TASK INSTRUCTIONS —
Records follow. Select each line holding "Délégué".

===== MATERIAL SUPPLIED

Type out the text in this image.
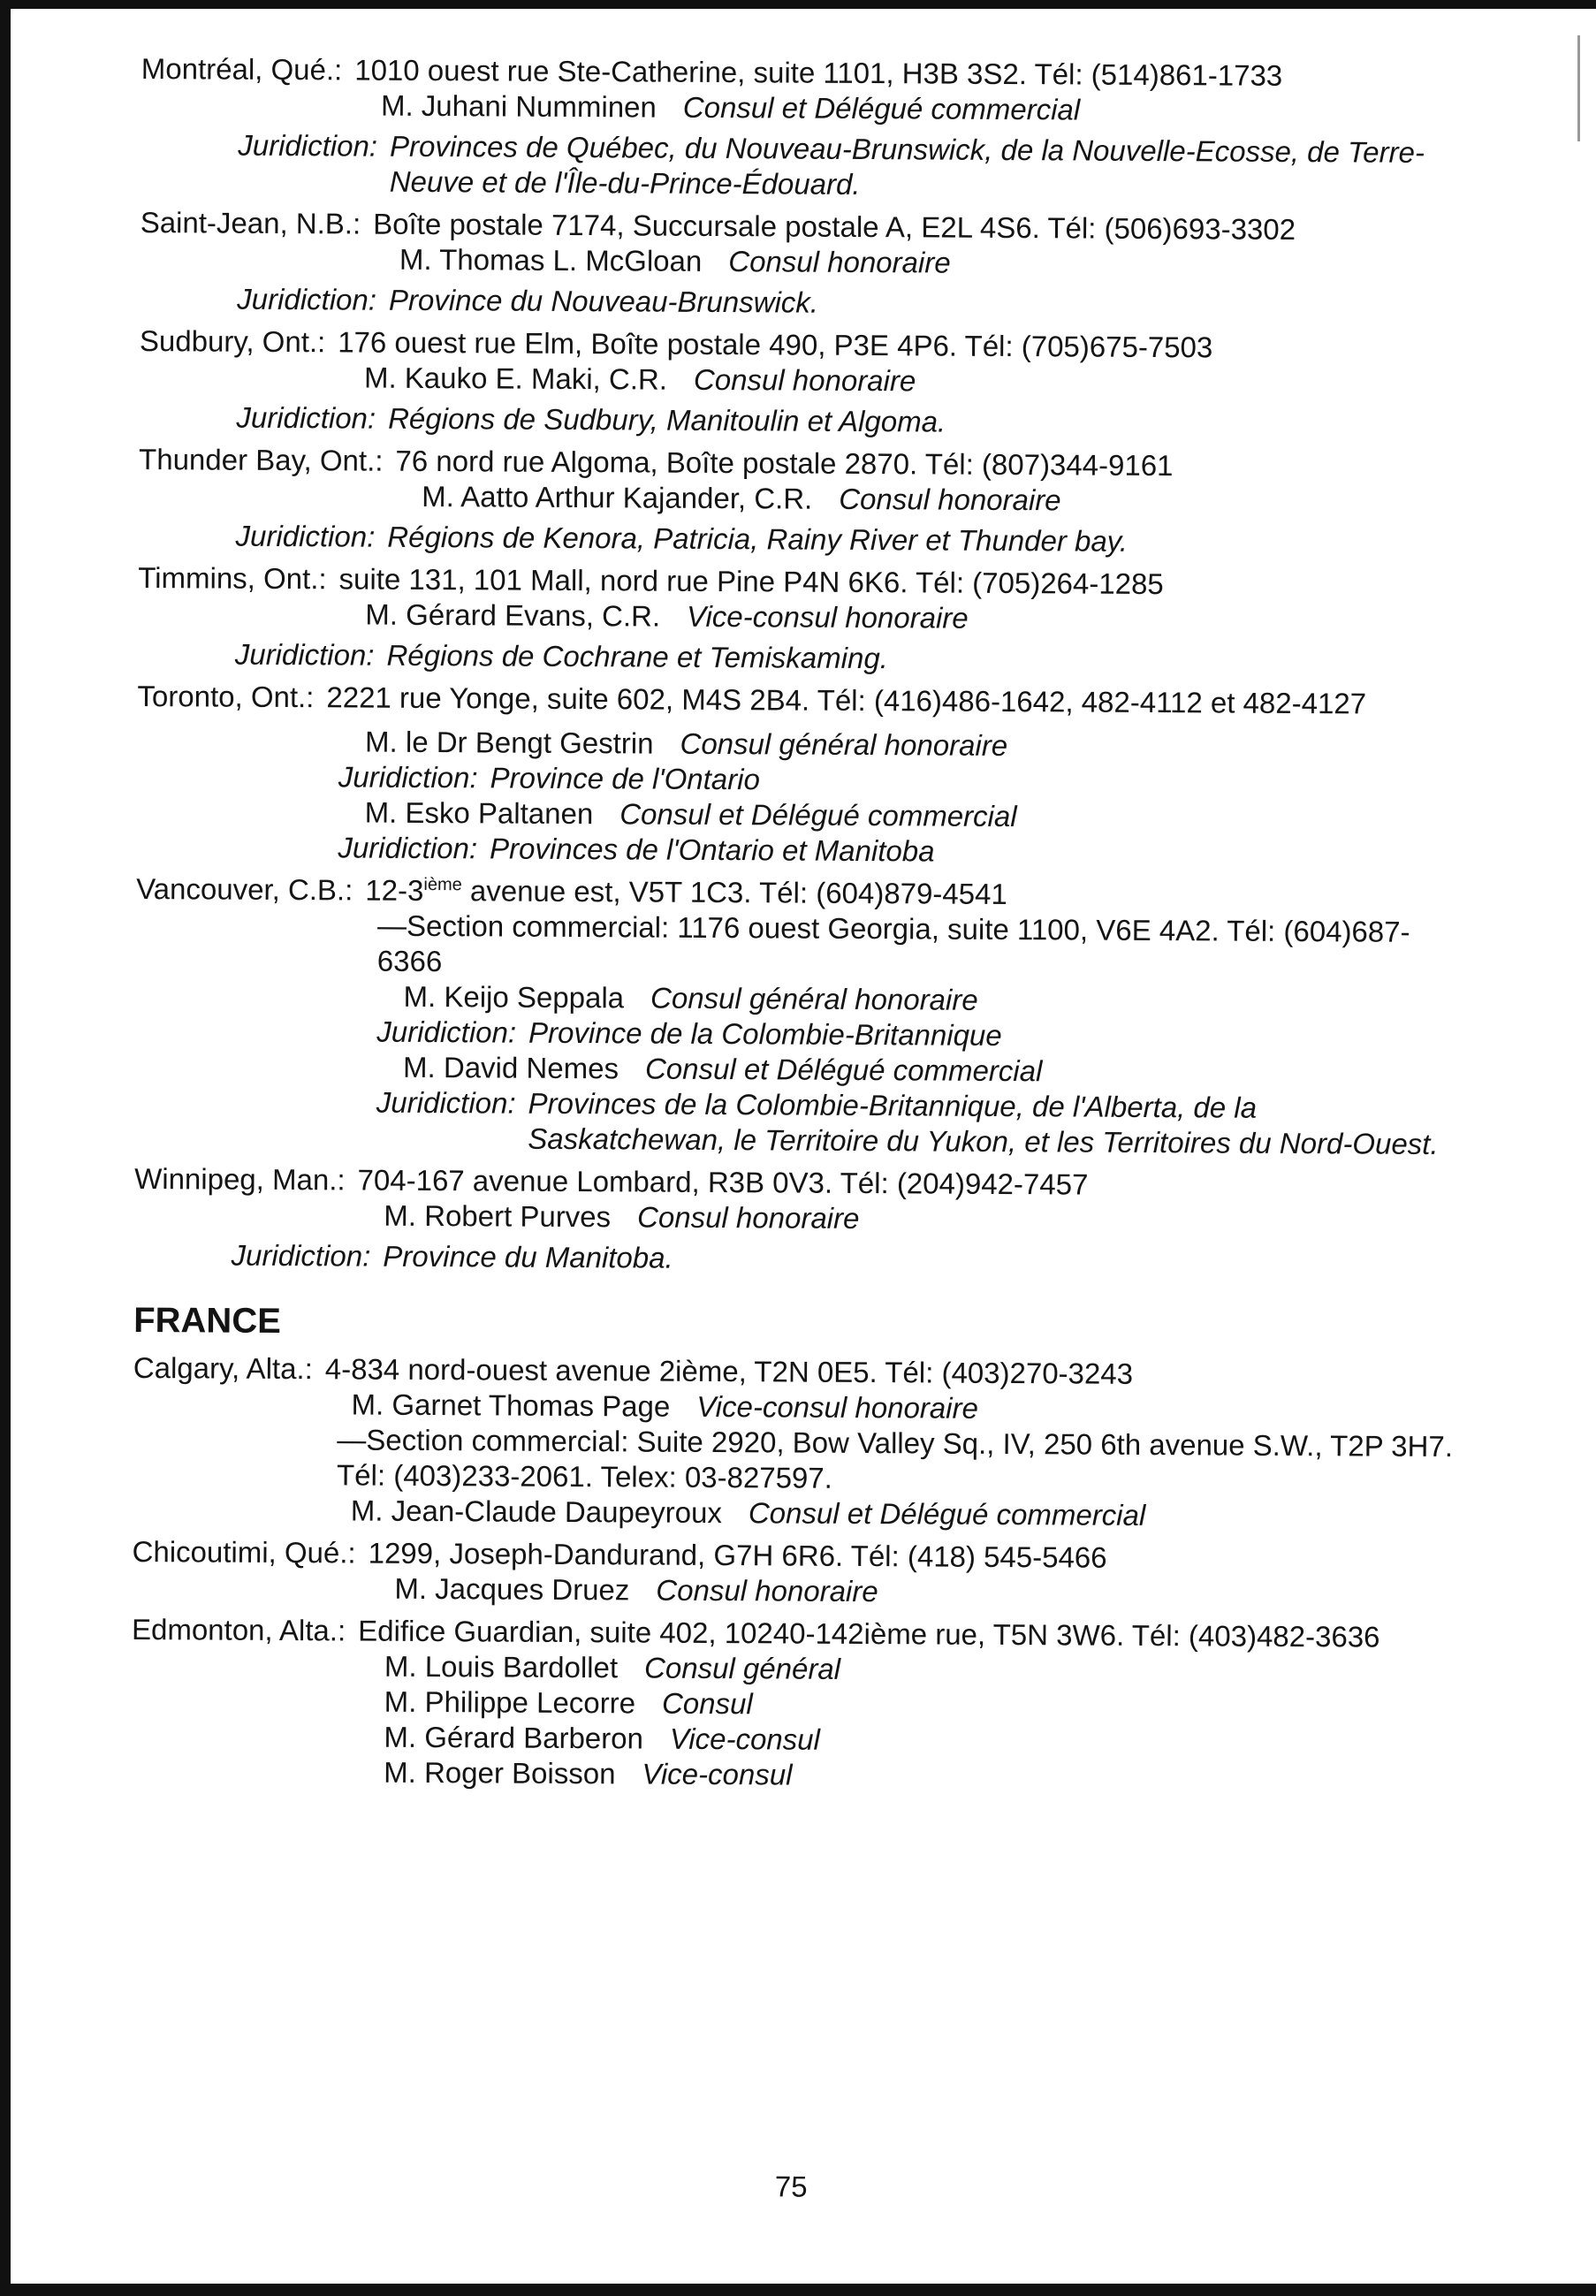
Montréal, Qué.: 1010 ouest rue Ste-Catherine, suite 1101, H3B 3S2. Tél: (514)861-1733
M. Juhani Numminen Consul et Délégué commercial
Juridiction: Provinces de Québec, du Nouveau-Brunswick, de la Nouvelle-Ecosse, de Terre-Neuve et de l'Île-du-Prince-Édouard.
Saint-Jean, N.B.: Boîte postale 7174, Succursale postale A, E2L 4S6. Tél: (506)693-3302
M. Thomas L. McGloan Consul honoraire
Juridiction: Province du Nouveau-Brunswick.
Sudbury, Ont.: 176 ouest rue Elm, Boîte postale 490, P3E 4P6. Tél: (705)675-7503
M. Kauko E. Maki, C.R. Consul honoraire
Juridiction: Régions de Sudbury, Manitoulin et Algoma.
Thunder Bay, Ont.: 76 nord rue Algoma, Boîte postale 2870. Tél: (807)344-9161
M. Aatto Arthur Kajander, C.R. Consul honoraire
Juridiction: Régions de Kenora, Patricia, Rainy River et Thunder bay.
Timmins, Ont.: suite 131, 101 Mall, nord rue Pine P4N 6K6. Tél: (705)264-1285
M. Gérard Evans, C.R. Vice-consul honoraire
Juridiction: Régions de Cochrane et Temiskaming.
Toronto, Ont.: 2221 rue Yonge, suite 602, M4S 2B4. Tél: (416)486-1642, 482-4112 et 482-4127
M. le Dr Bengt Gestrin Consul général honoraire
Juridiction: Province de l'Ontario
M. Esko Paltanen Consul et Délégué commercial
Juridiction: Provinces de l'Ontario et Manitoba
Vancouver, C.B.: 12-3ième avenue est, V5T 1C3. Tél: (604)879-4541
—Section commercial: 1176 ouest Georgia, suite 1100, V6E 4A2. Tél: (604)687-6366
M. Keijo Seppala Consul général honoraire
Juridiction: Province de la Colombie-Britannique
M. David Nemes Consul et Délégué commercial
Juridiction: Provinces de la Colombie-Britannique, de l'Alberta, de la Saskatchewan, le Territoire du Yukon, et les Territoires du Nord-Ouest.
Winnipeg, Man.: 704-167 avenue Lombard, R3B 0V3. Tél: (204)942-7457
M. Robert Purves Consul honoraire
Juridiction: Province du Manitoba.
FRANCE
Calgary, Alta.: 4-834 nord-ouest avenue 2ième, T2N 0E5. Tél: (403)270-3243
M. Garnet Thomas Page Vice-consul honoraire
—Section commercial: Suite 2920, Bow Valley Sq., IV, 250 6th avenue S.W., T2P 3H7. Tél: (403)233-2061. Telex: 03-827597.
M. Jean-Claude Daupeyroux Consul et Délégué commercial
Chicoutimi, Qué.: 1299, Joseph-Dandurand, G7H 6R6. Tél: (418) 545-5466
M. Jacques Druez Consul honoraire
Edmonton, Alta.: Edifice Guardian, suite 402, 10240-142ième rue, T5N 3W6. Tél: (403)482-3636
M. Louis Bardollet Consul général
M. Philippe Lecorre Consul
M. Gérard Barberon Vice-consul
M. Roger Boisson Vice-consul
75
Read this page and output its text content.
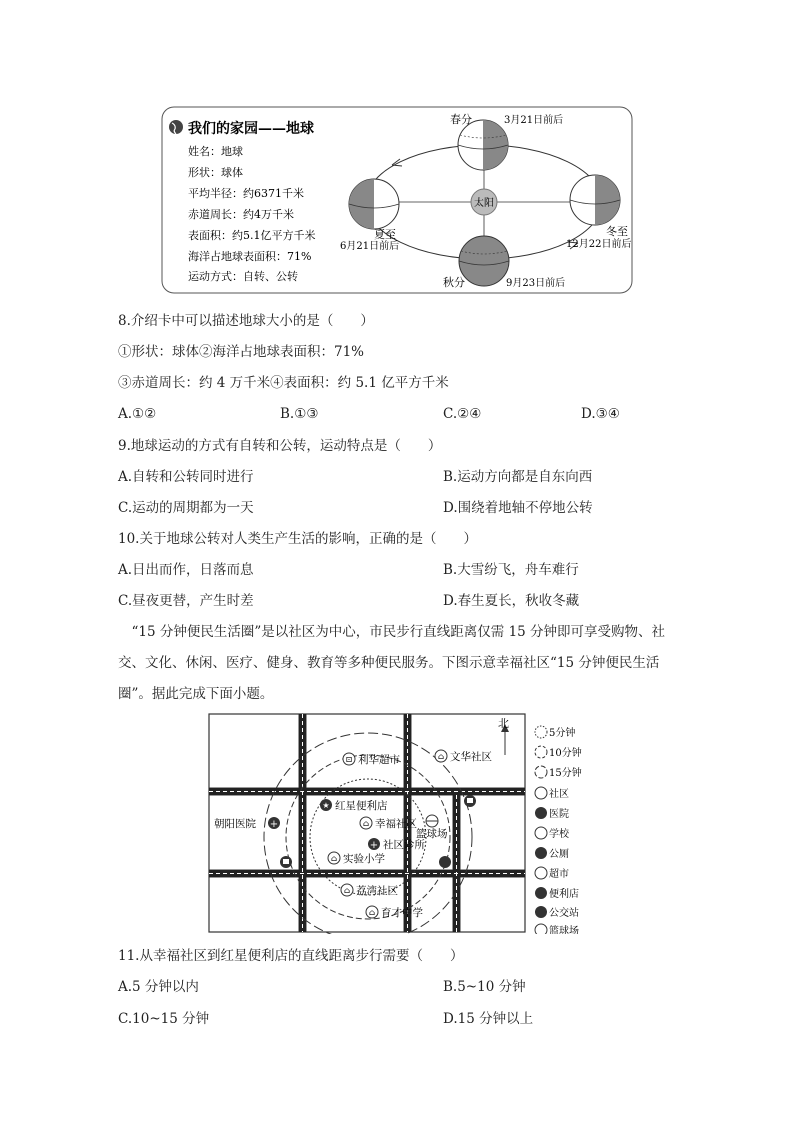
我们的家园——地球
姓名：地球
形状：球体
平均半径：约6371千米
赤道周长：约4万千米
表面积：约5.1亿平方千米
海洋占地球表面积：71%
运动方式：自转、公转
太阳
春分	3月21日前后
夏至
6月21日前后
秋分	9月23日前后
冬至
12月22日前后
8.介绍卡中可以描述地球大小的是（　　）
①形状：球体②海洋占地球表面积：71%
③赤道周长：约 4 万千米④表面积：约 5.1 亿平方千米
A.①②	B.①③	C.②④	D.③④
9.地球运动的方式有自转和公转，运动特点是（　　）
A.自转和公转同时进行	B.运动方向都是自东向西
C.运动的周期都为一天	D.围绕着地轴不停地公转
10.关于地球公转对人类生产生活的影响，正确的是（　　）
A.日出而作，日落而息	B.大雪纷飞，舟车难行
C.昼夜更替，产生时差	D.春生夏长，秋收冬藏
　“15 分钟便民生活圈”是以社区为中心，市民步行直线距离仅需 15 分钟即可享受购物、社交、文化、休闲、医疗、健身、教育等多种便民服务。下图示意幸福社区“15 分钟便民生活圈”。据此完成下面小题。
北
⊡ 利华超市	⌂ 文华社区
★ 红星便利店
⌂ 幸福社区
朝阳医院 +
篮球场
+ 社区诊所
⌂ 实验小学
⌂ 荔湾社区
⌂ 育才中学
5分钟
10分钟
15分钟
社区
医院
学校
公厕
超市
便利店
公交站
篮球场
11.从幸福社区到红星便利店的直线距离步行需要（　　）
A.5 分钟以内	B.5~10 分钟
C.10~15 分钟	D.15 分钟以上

==========

SOLUTION FOR THIS EXERCISE —
M. Juhani Numminen Consul et Délégué commercial
M. Esko Paltanen Consul et Délégué commercial
M. David Nemes Consul et Délégué commercial
M. Jean-Claude Daupeyroux Consul et Délégué commercial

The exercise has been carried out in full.